__What you have to do__
Your task is to output the listing word for word, with pictures excluded.

Stored entries
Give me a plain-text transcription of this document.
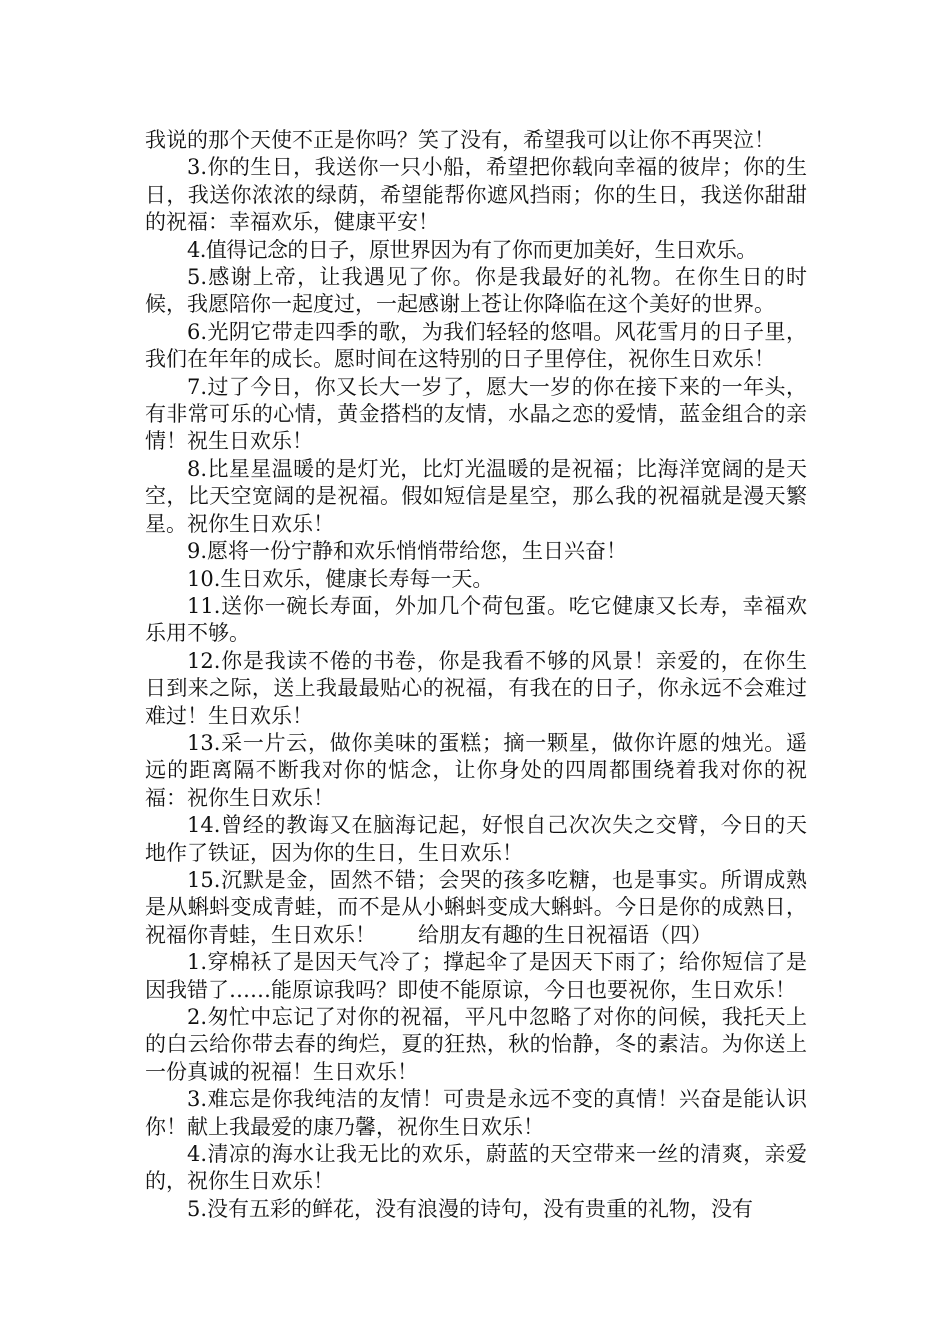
我说的那个天使不正是你吗？笑了没有，希望我可以让你不再哭泣！

3.你的生日，我送你一只小船，希望把你载向幸福的彼岸；你的生日，我送你浓浓的绿荫，希望能帮你遮风挡雨；你的生日，我送你甜甜的祝福：幸福欢乐，健康平安！

4.值得记念的日子，原世界因为有了你而更加美好，生日欢乐。

5.感谢上帝，让我遇见了你。你是我最好的礼物。在你生日的时候，我愿陪你一起度过，一起感谢上苍让你降临在这个美好的世界。

6.光阴它带走四季的歌，为我们轻轻的悠唱。风花雪月的日子里，我们在年年的成长。愿时间在这特别的日子里停住，祝你生日欢乐！

7.过了今日，你又长大一岁了，愿大一岁的你在接下来的一年头，有非常可乐的心情，黄金搭档的友情，水晶之恋的爱情，蓝金组合的亲情！祝生日欢乐！

8.比星星温暖的是灯光，比灯光温暖的是祝福；比海洋宽阔的是天空，比天空宽阔的是祝福。假如短信是星空，那么我的祝福就是漫天繁星。祝你生日欢乐！

9.愿将一份宁静和欢乐悄悄带给您，生日兴奋！

10.生日欢乐，健康长寿每一天。

11.送你一碗长寿面，外加几个荷包蛋。吃它健康又长寿，幸福欢乐用不够。

12.你是我读不倦的书卷，你是我看不够的风景！亲爱的，在你生日到来之际，送上我最最贴心的祝福，有我在的日子，你永远不会难过难过！生日欢乐！

13.采一片云，做你美味的蛋糕；摘一颗星，做你许愿的烛光。遥远的距离隔不断我对你的惦念，让你身处的四周都围绕着我对你的祝福：祝你生日欢乐！

14.曾经的教诲又在脑海记起，好恨自己次次失之交臂，今日的天地作了铁证，因为你的生日，生日欢乐！

15.沉默是金，固然不错；会哭的孩多吃糖，也是事实。所谓成熟是从蝌蚪变成青蛙，而不是从小蝌蚪变成大蝌蚪。今日是你的成熟日，祝福你青蛙，生日欢乐！　　给朋友有趣的生日祝福语（四）

1.穿棉袄了是因天气冷了；撑起伞了是因天下雨了；给你短信了是因我错了……能原谅我吗？即使不能原谅，今日也要祝你，生日欢乐！

2.匆忙中忘记了对你的祝福，平凡中忽略了对你的问候，我托天上的白云给你带去春的绚烂，夏的狂热，秋的怡静，冬的素洁。为你送上一份真诚的祝福！生日欢乐！

3.难忘是你我纯洁的友情！可贵是永远不变的真情！兴奋是能认识你！献上我最爱的康乃馨，祝你生日欢乐！

4.清凉的海水让我无比的欢乐，蔚蓝的天空带来一丝的清爽，亲爱的，祝你生日欢乐！

5.没有五彩的鲜花，没有浪漫的诗句，没有贵重的礼物，没有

__Full solution__
Give me a plain-text transcription of this document.
我说的那个天使不正是你吗？笑了没有，希望我可以让你不再哭泣！

3.你的生日，我送你一只小船，希望把你载向幸福的彼岸；你的生日，我送你浓浓的绿荫，希望能帮你遮风挡雨；你的生日，我送你甜甜的祝福：幸福欢乐，健康平安！

4.值得记念的日子，原世界因为有了你而更加美好，生日欢乐。

5.感谢上帝，让我遇见了你。你是我最好的礼物。在你生日的时候，我愿陪你一起度过，一起感谢上苍让你降临在这个美好的世界。

6.光阴它带走四季的歌，为我们轻轻的悠唱。风花雪月的日子里，我们在年年的成长。愿时间在这特别的日子里停住，祝你生日欢乐！

7.过了今日，你又长大一岁了，愿大一岁的你在接下来的一年头，有非常可乐的心情，黄金搭档的友情，水晶之恋的爱情，蓝金组合的亲情！祝生日欢乐！

8.比星星温暖的是灯光，比灯光温暖的是祝福；比海洋宽阔的是天空，比天空宽阔的是祝福。假如短信是星空，那么我的祝福就是漫天繁星。祝你生日欢乐！

9.愿将一份宁静和欢乐悄悄带给您，生日兴奋！

10.生日欢乐，健康长寿每一天。

11.送你一碗长寿面，外加几个荷包蛋。吃它健康又长寿，幸福欢乐用不够。

12.你是我读不倦的书卷，你是我看不够的风景！亲爱的，在你生日到来之际，送上我最最贴心的祝福，有我在的日子，你永远不会难过难过！生日欢乐！

13.采一片云，做你美味的蛋糕；摘一颗星，做你许愿的烛光。遥远的距离隔不断我对你的惦念，让你身处的四周都围绕着我对你的祝福：祝你生日欢乐！

14.曾经的教诲又在脑海记起，好恨自己次次失之交臂，今日的天地作了铁证，因为你的生日，生日欢乐！

15.沉默是金，固然不错；会哭的孩多吃糖，也是事实。所谓成熟是从蝌蚪变成青蛙，而不是从小蝌蚪变成大蝌蚪。今日是你的成熟日，祝福你青蛙，生日欢乐！　　给朋友有趣的生日祝福语（四）

1.穿棉袄了是因天气冷了；撑起伞了是因天下雨了；给你短信了是因我错了……能原谅我吗？即使不能原谅，今日也要祝你，生日欢乐！

2.匆忙中忘记了对你的祝福，平凡中忽略了对你的问候，我托天上的白云给你带去春的绚烂，夏的狂热，秋的怡静，冬的素洁。为你送上一份真诚的祝福！生日欢乐！

3.难忘是你我纯洁的友情！可贵是永远不变的真情！兴奋是能认识你！献上我最爱的康乃馨，祝你生日欢乐！

4.清凉的海水让我无比的欢乐，蔚蓝的天空带来一丝的清爽，亲爱的，祝你生日欢乐！

5.没有五彩的鲜花，没有浪漫的诗句，没有贵重的礼物，没有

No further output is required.